Data for processing ->
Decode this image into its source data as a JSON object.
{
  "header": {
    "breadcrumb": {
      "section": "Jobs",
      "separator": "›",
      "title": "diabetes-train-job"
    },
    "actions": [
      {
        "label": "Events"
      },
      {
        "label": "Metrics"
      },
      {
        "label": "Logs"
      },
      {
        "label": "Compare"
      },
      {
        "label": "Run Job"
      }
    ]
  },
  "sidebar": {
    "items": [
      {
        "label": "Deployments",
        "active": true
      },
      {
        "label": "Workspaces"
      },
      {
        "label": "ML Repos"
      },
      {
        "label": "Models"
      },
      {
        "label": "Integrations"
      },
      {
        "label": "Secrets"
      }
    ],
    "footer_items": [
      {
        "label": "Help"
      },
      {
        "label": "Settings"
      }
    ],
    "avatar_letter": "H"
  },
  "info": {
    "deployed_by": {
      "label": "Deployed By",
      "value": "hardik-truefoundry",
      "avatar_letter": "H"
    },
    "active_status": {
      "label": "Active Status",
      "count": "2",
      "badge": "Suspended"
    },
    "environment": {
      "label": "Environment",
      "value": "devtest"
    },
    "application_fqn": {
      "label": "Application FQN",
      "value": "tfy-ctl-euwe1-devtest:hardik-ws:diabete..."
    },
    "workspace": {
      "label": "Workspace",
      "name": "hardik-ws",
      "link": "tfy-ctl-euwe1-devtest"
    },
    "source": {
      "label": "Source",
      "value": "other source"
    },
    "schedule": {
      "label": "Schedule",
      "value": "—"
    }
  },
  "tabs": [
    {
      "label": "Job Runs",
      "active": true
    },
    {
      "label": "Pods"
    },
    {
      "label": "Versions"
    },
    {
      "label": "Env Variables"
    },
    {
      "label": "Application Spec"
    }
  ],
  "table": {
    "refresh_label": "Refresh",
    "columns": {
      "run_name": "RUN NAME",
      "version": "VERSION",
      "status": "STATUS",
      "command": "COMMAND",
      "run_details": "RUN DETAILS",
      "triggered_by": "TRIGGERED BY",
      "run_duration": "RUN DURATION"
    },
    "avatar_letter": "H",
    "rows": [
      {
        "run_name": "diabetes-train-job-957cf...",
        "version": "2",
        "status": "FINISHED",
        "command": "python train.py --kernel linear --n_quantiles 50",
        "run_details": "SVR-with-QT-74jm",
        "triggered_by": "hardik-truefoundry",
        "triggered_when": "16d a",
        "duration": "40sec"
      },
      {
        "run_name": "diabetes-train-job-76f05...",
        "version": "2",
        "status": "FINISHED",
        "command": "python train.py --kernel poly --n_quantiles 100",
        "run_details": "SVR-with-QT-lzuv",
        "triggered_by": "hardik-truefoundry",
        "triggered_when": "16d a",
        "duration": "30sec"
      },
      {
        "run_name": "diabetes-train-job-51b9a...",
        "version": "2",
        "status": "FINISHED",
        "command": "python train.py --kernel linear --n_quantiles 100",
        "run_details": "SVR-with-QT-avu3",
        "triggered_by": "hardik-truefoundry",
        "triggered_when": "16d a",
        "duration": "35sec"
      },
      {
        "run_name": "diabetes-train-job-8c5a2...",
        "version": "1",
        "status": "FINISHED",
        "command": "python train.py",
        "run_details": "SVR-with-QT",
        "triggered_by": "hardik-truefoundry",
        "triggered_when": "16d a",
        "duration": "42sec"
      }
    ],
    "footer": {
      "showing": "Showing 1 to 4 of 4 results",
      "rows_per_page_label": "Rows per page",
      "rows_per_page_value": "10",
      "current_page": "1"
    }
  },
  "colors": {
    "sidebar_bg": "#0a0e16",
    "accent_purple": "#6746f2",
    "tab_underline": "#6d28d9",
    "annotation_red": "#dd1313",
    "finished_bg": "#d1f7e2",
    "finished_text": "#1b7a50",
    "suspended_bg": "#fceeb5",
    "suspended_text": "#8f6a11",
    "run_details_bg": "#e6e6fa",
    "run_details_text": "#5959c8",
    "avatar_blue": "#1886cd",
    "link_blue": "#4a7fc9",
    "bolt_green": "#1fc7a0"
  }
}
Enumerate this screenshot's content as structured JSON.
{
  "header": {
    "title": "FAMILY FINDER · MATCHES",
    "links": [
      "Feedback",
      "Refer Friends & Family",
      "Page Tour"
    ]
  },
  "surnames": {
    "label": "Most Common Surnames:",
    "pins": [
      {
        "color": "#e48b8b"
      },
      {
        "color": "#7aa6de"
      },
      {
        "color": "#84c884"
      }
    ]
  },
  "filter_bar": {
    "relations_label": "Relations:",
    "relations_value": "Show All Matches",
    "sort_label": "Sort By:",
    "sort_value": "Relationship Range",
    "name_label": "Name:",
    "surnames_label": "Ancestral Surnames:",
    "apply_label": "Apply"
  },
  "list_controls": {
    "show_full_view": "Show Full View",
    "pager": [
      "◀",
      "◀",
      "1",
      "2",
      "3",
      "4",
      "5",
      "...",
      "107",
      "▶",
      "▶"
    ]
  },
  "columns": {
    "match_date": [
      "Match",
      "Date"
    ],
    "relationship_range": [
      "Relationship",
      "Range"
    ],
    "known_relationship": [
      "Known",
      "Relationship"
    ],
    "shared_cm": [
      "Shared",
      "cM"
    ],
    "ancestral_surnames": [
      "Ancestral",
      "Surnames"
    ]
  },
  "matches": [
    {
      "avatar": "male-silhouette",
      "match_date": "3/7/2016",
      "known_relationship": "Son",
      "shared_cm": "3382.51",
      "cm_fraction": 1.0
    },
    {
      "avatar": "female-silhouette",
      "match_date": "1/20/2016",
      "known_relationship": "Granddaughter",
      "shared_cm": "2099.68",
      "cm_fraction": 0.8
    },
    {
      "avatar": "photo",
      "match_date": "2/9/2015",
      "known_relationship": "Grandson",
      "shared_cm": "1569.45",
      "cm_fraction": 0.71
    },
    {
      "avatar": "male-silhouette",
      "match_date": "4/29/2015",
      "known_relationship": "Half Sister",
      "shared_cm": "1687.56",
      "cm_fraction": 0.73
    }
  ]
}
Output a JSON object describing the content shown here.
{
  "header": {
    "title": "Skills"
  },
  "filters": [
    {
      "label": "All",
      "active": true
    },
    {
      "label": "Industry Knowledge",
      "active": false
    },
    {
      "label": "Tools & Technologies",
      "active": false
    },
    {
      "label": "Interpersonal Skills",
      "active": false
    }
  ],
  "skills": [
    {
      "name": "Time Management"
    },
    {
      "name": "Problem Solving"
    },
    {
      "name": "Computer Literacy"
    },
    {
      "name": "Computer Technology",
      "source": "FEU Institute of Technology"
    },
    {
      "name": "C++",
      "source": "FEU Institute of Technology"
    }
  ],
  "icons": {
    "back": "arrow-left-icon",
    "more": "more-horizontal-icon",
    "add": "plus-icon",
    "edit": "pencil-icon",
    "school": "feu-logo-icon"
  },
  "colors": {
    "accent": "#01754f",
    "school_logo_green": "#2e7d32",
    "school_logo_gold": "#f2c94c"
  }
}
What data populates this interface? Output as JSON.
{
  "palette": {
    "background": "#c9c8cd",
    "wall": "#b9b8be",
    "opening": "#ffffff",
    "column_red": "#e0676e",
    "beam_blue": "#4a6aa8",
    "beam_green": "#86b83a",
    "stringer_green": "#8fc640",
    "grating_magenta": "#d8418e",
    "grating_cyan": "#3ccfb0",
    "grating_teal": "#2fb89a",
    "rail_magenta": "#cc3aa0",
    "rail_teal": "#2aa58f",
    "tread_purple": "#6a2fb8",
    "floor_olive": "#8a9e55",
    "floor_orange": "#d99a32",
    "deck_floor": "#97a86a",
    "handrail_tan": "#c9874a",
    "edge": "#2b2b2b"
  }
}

Problem statement ->
Nothing may be left out: return each entry exactly as it reads.

Exercise solution ->
Decode this image into its source data as a JSON object.
{
  "header": {
    "breadcrumb": {
      "section": "Jobs",
      "separator": "›",
      "title": "diabetes-train-job"
    },
    "actions": [
      {
        "label": "Events"
      },
      {
        "label": "Metrics"
      },
      {
        "label": "Logs"
      },
      {
        "label": "Compare"
      },
      {
        "label": "Run Job"
      }
    ]
  },
  "sidebar": {
    "items": [
      {
        "label": "Deployments",
        "active": true
      },
      {
        "label": "Workspaces"
      },
      {
        "label": "ML Repos"
      },
      {
        "label": "Models"
      },
      {
        "label": "Integrations"
      },
      {
        "label": "Secrets"
      }
    ],
    "footer_items": [
      {
        "label": "Help"
      },
      {
        "label": "Settings"
      }
    ],
    "avatar_letter": "H"
  },
  "info": {
    "deployed_by": {
      "label": "Deployed By",
      "value": "hardik-truefoundry",
      "avatar_letter": "H"
    },
    "active_status": {
      "label": "Active Status",
      "count": "2",
      "badge": "Suspended"
    },
    "environment": {
      "label": "Environment",
      "value": "devtest"
    },
    "application_fqn": {
      "label": "Application FQN",
      "value": "tfy-ctl-euwe1-devtest:hardik-ws:diabete..."
    },
    "workspace": {
      "label": "Workspace",
      "name": "hardik-ws",
      "link": "tfy-ctl-euwe1-devtest"
    },
    "source": {
      "label": "Source",
      "value": "other source"
    },
    "schedule": {
      "label": "Schedule",
      "value": "—"
    }
  },
  "tabs": [
    {
      "label": "Job Runs",
      "active": true
    },
    {
      "label": "Pods"
    },
    {
      "label": "Versions"
    },
    {
      "label": "Env Variables"
    },
    {
      "label": "Application Spec"
    }
  ],
  "table": {
    "refresh_label": "Refresh",
    "columns": {
      "run_name": "RUN NAME",
      "version": "VERSION",
      "status": "STATUS",
      "command": "COMMAND",
      "run_details": "RUN DETAILS",
      "triggered_by": "TRIGGERED BY",
      "run_duration": "RUN DURATION"
    },
    "avatar_letter": "H",
    "rows": [
      {
        "run_name": "diabetes-train-job-957cf...",
        "version": "2",
        "status": "FINISHED",
        "command": "python train.py --kernel linear --n_quantiles 50",
        "run_details": "SVR-with-QT-74jm",
        "triggered_by": "hardik-truefoundry",
        "triggered_when": "16d a",
        "duration": "40sec"
      },
      {
        "run_name": "diabetes-train-job-76f05...",
        "version": "2",
        "status": "FINISHED",
        "command": "python train.py --kernel poly --n_quantiles 100",
        "run_details": "SVR-with-QT-lzuv",
        "triggered_by": "hardik-truefoundry",
        "triggered_when": "16d a",
        "duration": "30sec"
      },
      {
        "run_name": "diabetes-train-job-51b9a...",
        "version": "2",
        "status": "FINISHED",
        "command": "python train.py --kernel linear --n_quantiles 100",
        "run_details": "SVR-with-QT-avu3",
        "triggered_by": "hardik-truefoundry",
        "triggered_when": "16d a",
        "duration": "35sec"
      },
      {
        "run_name": "diabetes-train-job-8c5a2...",
        "version": "1",
        "status": "FINISHED",
        "command": "python train.py",
        "run_details": "SVR-with-QT",
        "triggered_by": "hardik-truefoundry",
        "triggered_when": "16d a",
        "duration": "42sec"
      }
    ],
    "footer": {
      "showing": "Showing 1 to 4 of 4 results",
      "rows_per_page_label": "Rows per page",
      "rows_per_page_value": "10",
      "current_page": "1"
    }
  },
  "colors": {
    "sidebar_bg": "#0a0e16",
    "accent_purple": "#6746f2",
    "tab_underline": "#6d28d9",
    "annotation_red": "#dd1313",
    "finished_bg": "#d1f7e2",
    "finished_text": "#1b7a50",
    "suspended_bg": "#fceeb5",
    "suspended_text": "#8f6a11",
    "run_details_bg": "#e6e6fa",
    "run_details_text": "#5959c8",
    "avatar_blue": "#1886cd",
    "link_blue": "#4a7fc9",
    "bolt_green": "#1fc7a0"
  }
}
Enumerate this screenshot's content as structured JSON.
{
  "header": {
    "title": "FAMILY FINDER · MATCHES",
    "links": [
      "Feedback",
      "Refer Friends & Family",
      "Page Tour"
    ]
  },
  "surnames": {
    "label": "Most Common Surnames:",
    "pins": [
      {
        "color": "#e48b8b"
      },
      {
        "color": "#7aa6de"
      },
      {
        "color": "#84c884"
      }
    ]
  },
  "filter_bar": {
    "relations_label": "Relations:",
    "relations_value": "Show All Matches",
    "sort_label": "Sort By:",
    "sort_value": "Relationship Range",
    "name_label": "Name:",
    "surnames_label": "Ancestral Surnames:",
    "apply_label": "Apply"
  },
  "list_controls": {
    "show_full_view": "Show Full View",
    "pager": [
      "◀",
      "◀",
      "1",
      "2",
      "3",
      "4",
      "5",
      "...",
      "107",
      "▶",
      "▶"
    ]
  },
  "columns": {
    "match_date": [
      "Match",
      "Date"
    ],
    "relationship_range": [
      "Relationship",
      "Range"
    ],
    "known_relationship": [
      "Known",
      "Relationship"
    ],
    "shared_cm": [
      "Shared",
      "cM"
    ],
    "ancestral_surnames": [
      "Ancestral",
      "Surnames"
    ]
  },
  "matches": [
    {
      "avatar": "male-silhouette",
      "match_date": "3/7/2016",
      "known_relationship": "Son",
      "shared_cm": "3382.51",
      "cm_fraction": 1.0
    },
    {
      "avatar": "female-silhouette",
      "match_date": "1/20/2016",
      "known_relationship": "Granddaughter",
      "shared_cm": "2099.68",
      "cm_fraction": 0.8
    },
    {
      "avatar": "photo",
      "match_date": "2/9/2015",
      "known_relationship": "Grandson",
      "shared_cm": "1569.45",
      "cm_fraction": 0.71
    },
    {
      "avatar": "male-silhouette",
      "match_date": "4/29/2015",
      "known_relationship": "Half Sister",
      "shared_cm": "1687.56",
      "cm_fraction": 0.73
    }
  ]
}
Output a JSON object describing the content shown here.
{
  "header": {
    "title": "Skills"
  },
  "filters": [
    {
      "label": "All",
      "active": true
    },
    {
      "label": "Industry Knowledge",
      "active": false
    },
    {
      "label": "Tools & Technologies",
      "active": false
    },
    {
      "label": "Interpersonal Skills",
      "active": false
    }
  ],
  "skills": [
    {
      "name": "Time Management"
    },
    {
      "name": "Problem Solving"
    },
    {
      "name": "Computer Literacy"
    },
    {
      "name": "Computer Technology",
      "source": "FEU Institute of Technology"
    },
    {
      "name": "C++",
      "source": "FEU Institute of Technology"
    }
  ],
  "icons": {
    "back": "arrow-left-icon",
    "more": "more-horizontal-icon",
    "add": "plus-icon",
    "edit": "pencil-icon",
    "school": "feu-logo-icon"
  },
  "colors": {
    "accent": "#01754f",
    "school_logo_green": "#2e7d32",
    "school_logo_gold": "#f2c94c"
  }
}
What data populates this interface? Output as JSON.
{
  "palette": {
    "background": "#c9c8cd",
    "wall": "#b9b8be",
    "opening": "#ffffff",
    "column_red": "#e0676e",
    "beam_blue": "#4a6aa8",
    "beam_green": "#86b83a",
    "stringer_green": "#8fc640",
    "grating_magenta": "#d8418e",
    "grating_cyan": "#3ccfb0",
    "grating_teal": "#2fb89a",
    "rail_magenta": "#cc3aa0",
    "rail_teal": "#2aa58f",
    "tread_purple": "#6a2fb8",
    "floor_olive": "#8a9e55",
    "floor_orange": "#d99a32",
    "deck_floor": "#97a86a",
    "handrail_tan": "#c9874a",
    "edge": "#2b2b2b"
  }
}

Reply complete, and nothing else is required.